*** GIVEN PASSAGE ***
Booting to black after graphics driver update. Recurrent problem fixed with mhwd. Why does this happen?

I’ve been meaning to post this a while.

Several times after installing updates via the GUI update manager, when the graphics driver has been updated, this has resulted in a system which boots to black.

I have fixed this by booting into single user mode and then using mhwd to remove and then reinstall the graphics driver.

This has happened probably 4-5 times on multiple machines in the house so is pretty annoying, especially since one of these is a tablet attached to a wall and it is a hassle getting a keyboard attached. Even worse is when it happens on a PC hundreds of miles away at my parents house, after they simply run an update.

What I’d like to understand is why this is happening, and how this can be fixed by the Manjaro team so that it stops happening. I am hesitant now to recommend Manjaro to non-technical people as I expect this problem will just occur to them. The update procedure should never result in a system which looks, for all intents and purposes, to a non-technical person as completely broken.

Do you guys know what I’m talking about? Anyone else get this issue periodically?

Ashley

Not much to say without knowing the affected hardware.

1 Like

It seems to be on any machine I install on. I’ve had the same problem on:

  1. A Samsung NP900X4C which has a Intel HD 3000 graphics
  2. This machine, a Ryzen 7 with an Nvidia GTX 650
  3. A Lenovo tablet with an Intel Atom Z3795 processor having integrated Intel HD graphics
  4. an i7 laptop with some nvidia chip (this is the one hundreds of miles away so I need to check to get the exact HW)

I think this is a general issue with the way that the graphics updates are done, somehow there are situations where it can completely break.

I’m just going to follow up here because I managed to login to the remote machine (machine 4 in the above list) by getting my sister to setup a remote tunnel via a server, and I fixed it in the following manner:

There was no package for linux513-nvidia but the machine was running linux513

So I installed linux515 and then used mhwd -a auto nonfree 0300 to install the nvidia drivers

All my sister did was follow the standard update dialog. And this is the same issue I’ve had before.
***
■ CHALLENGES
a) Based on the forum thread on booting to black, what are the answers to these questions?
(i) What steps did the poster take to fix the problem the first several times it happened?
(ii) What graphics does the Samsung NP900X4C have?
(iii) Which kernel did the poster install on the remote machine before running mhwd?
b) Can you condense the paragraph beginning "What I'd like to understand" from the forum thread on booting to black into a short list that keeps its main points?
c) Could you write a continuation of the forum thread on booting to black, picking up after its final post?
The entries that follow come from a different source than the forum thread on booting to black.
*** RECORD EXTRACTS ***
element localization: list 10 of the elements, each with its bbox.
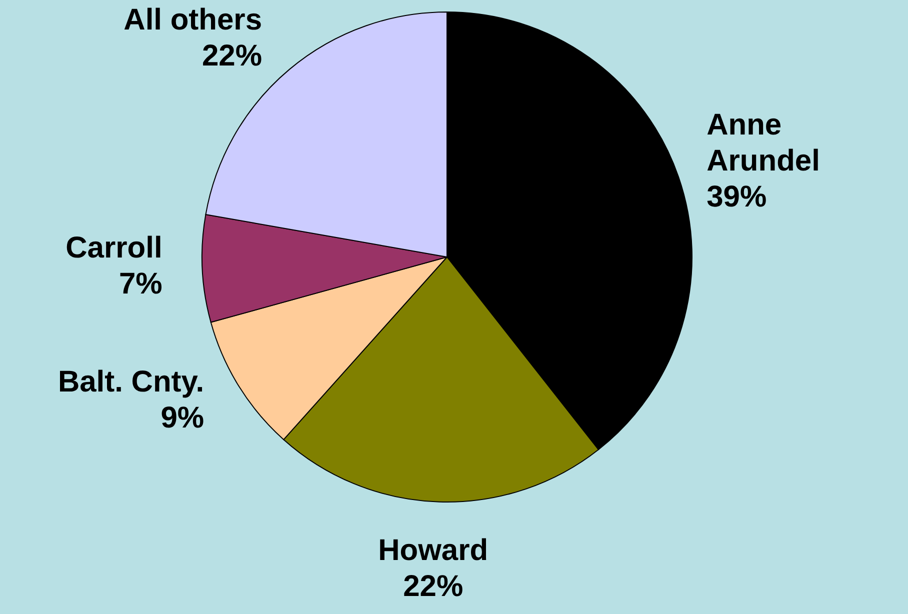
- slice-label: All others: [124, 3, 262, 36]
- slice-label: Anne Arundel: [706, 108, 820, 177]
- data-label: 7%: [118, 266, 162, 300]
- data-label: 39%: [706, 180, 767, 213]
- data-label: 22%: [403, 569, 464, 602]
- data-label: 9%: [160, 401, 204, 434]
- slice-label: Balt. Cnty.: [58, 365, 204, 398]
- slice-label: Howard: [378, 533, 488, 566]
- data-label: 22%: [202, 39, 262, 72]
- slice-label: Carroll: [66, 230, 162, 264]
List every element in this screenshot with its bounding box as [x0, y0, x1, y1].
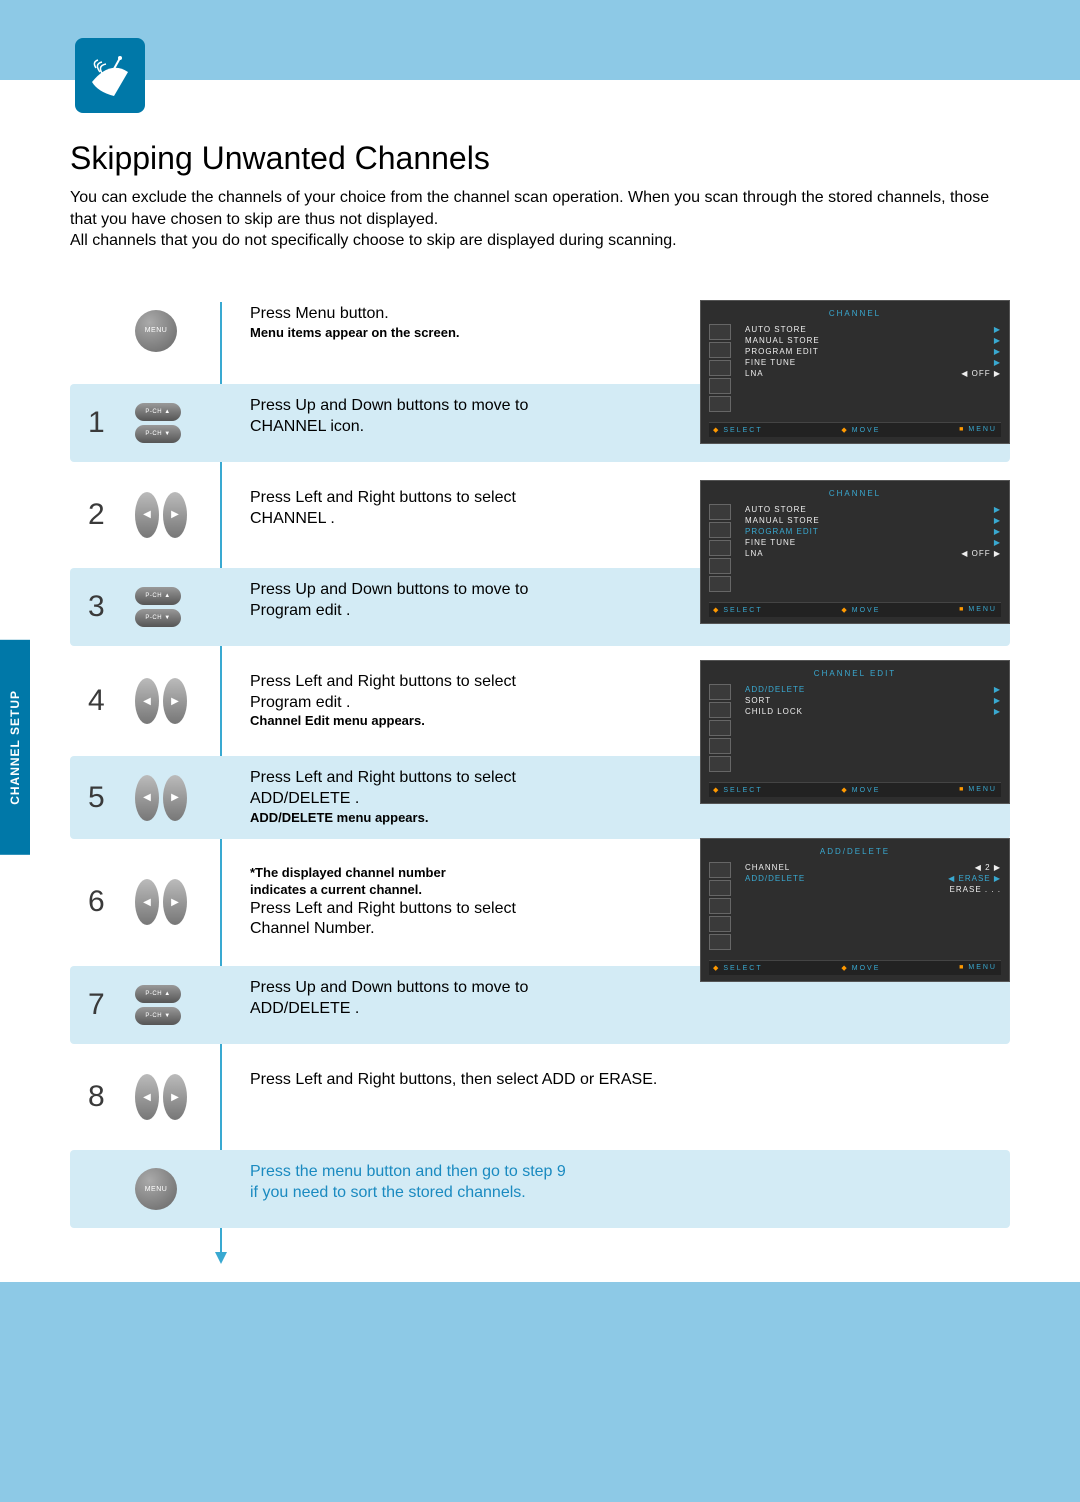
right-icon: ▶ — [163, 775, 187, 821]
***
■ ANSWERS TO THE PROBLEMS
a)
(i) The poster booted into single user mode and used mhwd to remove and then reinstall the graphics driver.
(ii) Intel HD 3000 graphics.
(iii) linux515.

b)
- The poster wants to know why the problem happens and how the Manjaro team can fix it so it stops.
- The poster is now hesitant to recommend Manjaro to non-technical people, expecting the problem to happen to them too.
- An update should never leave a system that looks completely broken to a non-technical person.

c)
Can someone explain how this happens? Why doesn’t the update process prompt to change kernels if upgrading the system is going to break the graphics driver? Or is it because you want to decouple these two things? It’s not very intuitive for a non-technical.

As I’ve said, this keeps happening to me, once or twice a year on at least one of the machines. I believe update should just work. My parents should just be able to click update and not expect this kind of issue. Well that’s what I think would be good for Manjaro anyway.

Ashley

:100:

Some tips:

  • Always look for the anouncements of updates before updating !
  • Always have 2 kernels installed
  • One of them LTS
  • Remove kernels when they become EOL and replace them before something breaks
  • Backup !!!

Install 2 kernels (one of them LTS)

https://wiki.manjaro.org/index.php/Manjaro_Kernels

Backup:

1 Like

Kernels have a lifespan of 3 months, and thus need to be upgraded regularly. You can lower the need of upgrading it by using LTS kernels, which have a lifespan of 6 years.


I almost forgot. MSM should be installed by default, and AFAIK its default configuration should warn you whenever you run an EOL kernel.

1 Like

You are mismanaging your system (running end of life kernels) … thats why.

When it comes to ‘issues’ like this … I guess the only option is mass mind-control, cuz apparently all the documentation in the world doesnt help.

Such a glib response. I hope it titillates you as much as it looks as though it does. 5+ cool points for you.

The marketing material (Manjaro - Linux Beginners) says it is suitable for beginners.

I’m not a beginner, but the computers I’m installing it on belong to people that are.

I’ve tried to highlight an issue here, but your feelings have got hurt because you think I’m attacking your favourite OS.

If the system is designed so that “update” can break the system then it’s a broken system. If you can’t see that, then I think we’re done.

My feelings arent hurt …

Its just a simple thing - you cannot run out of date and unsupported software and expect things to keep working.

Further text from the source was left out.